**Task requirements:** Copy out each line of the listing that has the word "JSON" in it.

**Data to use:**
────────────────────

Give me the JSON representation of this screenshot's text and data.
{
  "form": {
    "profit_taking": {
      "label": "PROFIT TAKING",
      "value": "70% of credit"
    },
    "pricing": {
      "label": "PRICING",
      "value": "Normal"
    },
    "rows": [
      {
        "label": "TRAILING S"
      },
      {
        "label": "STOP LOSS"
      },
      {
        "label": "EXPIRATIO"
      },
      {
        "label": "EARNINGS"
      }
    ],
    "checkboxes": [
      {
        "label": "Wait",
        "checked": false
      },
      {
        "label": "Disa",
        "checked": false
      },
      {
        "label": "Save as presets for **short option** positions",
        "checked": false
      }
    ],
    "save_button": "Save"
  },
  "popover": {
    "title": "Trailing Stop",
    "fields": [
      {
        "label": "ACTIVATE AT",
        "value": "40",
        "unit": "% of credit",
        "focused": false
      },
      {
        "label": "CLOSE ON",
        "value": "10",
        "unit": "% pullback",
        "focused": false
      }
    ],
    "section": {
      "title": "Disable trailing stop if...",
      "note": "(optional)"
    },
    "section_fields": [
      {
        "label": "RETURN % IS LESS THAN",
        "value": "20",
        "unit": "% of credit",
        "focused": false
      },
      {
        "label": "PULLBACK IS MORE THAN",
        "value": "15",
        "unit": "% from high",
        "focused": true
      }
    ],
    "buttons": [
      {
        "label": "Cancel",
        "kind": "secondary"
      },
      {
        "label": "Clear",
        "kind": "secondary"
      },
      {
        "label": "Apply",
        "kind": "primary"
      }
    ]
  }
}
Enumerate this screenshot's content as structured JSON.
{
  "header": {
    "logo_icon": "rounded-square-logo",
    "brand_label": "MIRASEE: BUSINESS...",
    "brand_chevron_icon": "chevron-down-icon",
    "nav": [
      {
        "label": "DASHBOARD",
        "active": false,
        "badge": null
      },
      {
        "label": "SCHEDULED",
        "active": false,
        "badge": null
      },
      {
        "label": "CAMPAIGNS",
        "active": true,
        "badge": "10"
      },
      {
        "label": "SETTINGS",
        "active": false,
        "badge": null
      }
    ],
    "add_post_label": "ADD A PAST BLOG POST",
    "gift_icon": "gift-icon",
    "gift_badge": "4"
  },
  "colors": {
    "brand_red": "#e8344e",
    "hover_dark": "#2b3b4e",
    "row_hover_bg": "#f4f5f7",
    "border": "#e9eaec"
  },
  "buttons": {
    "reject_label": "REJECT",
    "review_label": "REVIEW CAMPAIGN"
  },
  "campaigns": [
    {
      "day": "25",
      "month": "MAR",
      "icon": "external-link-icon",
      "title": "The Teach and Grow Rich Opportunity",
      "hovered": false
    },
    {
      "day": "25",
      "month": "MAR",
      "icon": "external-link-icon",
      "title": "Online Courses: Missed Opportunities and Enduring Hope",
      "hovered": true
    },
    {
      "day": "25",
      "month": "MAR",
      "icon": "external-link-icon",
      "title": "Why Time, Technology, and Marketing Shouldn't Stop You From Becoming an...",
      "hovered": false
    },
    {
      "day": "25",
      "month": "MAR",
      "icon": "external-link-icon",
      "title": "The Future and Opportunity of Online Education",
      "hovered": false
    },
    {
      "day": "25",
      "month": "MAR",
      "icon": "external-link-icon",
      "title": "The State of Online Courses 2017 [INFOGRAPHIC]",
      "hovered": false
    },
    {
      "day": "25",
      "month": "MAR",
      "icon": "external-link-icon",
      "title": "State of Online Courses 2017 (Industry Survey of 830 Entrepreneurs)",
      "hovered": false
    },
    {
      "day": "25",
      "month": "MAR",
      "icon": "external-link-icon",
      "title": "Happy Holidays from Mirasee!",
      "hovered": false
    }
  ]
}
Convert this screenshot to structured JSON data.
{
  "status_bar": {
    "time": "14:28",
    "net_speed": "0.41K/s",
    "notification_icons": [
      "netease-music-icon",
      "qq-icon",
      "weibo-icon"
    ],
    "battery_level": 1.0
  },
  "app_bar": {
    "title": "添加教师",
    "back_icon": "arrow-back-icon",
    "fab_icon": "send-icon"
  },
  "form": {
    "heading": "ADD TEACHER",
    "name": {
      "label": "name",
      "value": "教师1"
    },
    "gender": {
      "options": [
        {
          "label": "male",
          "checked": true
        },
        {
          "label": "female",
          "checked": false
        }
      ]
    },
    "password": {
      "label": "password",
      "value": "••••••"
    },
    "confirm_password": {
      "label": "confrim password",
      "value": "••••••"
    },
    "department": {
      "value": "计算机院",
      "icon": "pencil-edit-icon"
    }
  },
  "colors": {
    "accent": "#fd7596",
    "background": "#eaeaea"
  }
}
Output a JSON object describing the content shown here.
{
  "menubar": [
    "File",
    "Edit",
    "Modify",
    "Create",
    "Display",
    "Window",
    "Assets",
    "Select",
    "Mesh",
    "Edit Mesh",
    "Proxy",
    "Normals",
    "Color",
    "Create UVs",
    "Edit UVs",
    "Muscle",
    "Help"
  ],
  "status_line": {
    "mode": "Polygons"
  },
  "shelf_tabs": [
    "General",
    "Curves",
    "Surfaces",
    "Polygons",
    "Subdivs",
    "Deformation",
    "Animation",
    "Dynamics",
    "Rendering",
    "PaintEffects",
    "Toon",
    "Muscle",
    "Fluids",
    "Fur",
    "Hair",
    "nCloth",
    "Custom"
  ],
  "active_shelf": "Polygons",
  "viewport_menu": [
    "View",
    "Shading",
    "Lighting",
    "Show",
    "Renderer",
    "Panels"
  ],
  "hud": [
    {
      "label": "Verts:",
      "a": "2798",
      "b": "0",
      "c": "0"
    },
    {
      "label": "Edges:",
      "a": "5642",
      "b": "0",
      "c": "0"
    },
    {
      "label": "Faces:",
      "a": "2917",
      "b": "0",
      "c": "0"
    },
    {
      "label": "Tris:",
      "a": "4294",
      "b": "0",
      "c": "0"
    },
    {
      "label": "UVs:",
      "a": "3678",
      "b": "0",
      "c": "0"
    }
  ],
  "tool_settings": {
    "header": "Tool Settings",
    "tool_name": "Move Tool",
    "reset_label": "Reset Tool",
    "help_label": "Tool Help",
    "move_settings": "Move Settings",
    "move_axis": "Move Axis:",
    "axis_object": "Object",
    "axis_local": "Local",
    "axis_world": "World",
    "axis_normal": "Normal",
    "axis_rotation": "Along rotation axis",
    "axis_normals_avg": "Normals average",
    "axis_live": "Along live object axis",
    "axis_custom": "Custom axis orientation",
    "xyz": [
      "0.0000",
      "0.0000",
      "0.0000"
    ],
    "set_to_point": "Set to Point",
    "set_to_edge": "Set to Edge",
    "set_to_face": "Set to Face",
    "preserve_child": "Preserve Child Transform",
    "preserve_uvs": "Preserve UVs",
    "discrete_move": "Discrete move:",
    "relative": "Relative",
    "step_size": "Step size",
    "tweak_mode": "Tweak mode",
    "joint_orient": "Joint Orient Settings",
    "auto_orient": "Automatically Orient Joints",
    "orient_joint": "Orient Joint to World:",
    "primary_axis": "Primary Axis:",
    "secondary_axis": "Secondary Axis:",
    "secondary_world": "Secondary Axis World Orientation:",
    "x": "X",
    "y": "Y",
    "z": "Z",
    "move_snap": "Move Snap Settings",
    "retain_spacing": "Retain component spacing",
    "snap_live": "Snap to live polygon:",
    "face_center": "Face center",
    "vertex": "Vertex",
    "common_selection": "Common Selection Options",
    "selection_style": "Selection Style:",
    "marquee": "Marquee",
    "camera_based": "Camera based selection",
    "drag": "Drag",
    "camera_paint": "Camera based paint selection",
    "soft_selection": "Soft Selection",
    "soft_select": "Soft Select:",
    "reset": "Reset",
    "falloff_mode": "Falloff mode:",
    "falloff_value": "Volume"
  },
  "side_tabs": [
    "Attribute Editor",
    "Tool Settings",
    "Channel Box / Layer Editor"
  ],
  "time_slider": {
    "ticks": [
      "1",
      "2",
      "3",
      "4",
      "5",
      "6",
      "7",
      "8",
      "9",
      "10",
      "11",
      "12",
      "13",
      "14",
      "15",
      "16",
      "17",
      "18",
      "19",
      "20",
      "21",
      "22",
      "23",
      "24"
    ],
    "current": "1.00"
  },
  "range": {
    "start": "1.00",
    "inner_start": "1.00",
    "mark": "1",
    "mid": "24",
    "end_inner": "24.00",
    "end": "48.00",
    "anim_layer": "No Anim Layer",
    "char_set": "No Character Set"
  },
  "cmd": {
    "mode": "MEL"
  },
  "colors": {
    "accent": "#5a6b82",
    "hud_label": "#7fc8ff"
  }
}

────────────────────

**Reply:**
Give me the JSON representation of this screenshot's text and data.
Enumerate this screenshot's content as structured JSON.
Convert this screenshot to structured JSON data.
Output a JSON object describing the content shown here.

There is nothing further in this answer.